§ Work to do:
Tally the lines that include the word "ежегодно" and reply with nothing but the total.

§ Available data:
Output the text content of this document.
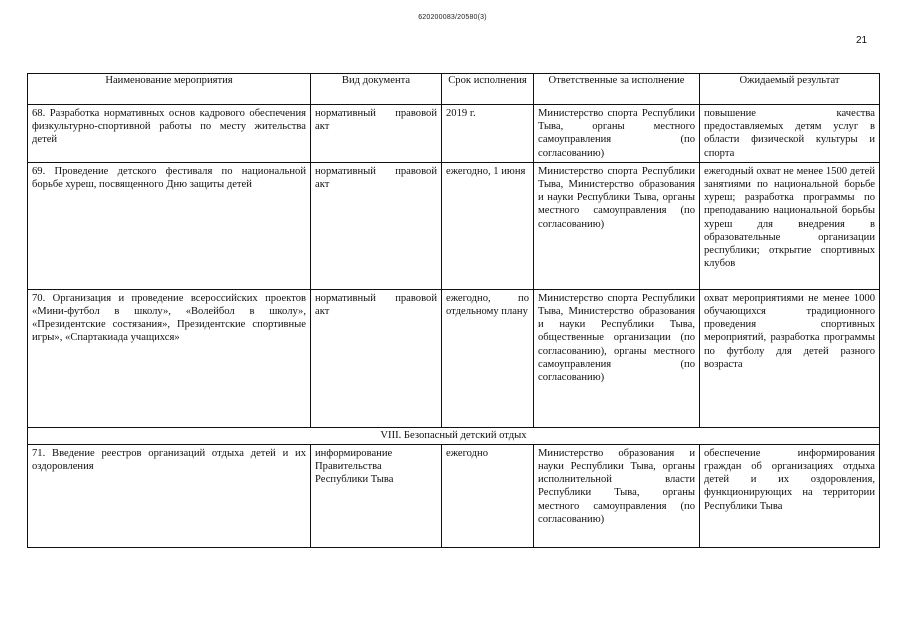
620200083/20580(3)
21
Наименование мероприятия	Вид документа	Срок исполнения	Ответственные за исполнение	Ожидаемый результат
68. Разработка нормативных основ кадрового обеспечения физкультурно-спортивной работы по месту жительства детей	нормативный правовой акт	2019 г.	Министерство спорта Республики Тыва, органы местного самоуправления (по согласованию)	повышение качества предоставляемых детям услуг в области физической культуры и спорта
69. Проведение детского фестиваля по национальной борьбе хуреш, посвященного Дню защиты детей	нормативный правовой акт	ежегодно, 1 июня	Министерство спорта Республики Тыва, Министерство образования и науки Республики Тыва, органы местного самоуправления (по согласованию)	ежегодный охват не менее 1500 детей занятиями по национальной борьбе хуреш; разработка программы по преподаванию национальной борьбы хуреш для внедрения в образовательные организации республики; открытие спортивных клубов
70. Организация и проведение всероссийских проектов «Мини-футбол в школу», «Волейбол в школу», «Президентские состязания», Президентские спортивные игры», «Спартакиада учащихся»	нормативный правовой акт	ежегодно, по отдельному плану	Министерство спорта Республики Тыва, Министерство образования и науки Республики Тыва, общественные организации (по согласованию), органы местного самоуправления (по согласованию)	охват мероприятиями не менее 1000 обучающихся традиционного проведения спортивных мероприятий, разработка программы по футболу для детей разного возраста
VIII. Безопасный детский отдых				
71. Введение реестров организаций отдыха детей и их оздоровления	информирование Правительства Республики Тыва	ежегодно	Министерство образования и науки Республики Тыва, органы исполнительной власти Республики Тыва, органы местного самоуправления (по согласованию)	обеспечение информирования граждан об организациях отдыха детей и их оздоровления, функционирующих на территории Республики Тыва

§ Finished answer:
3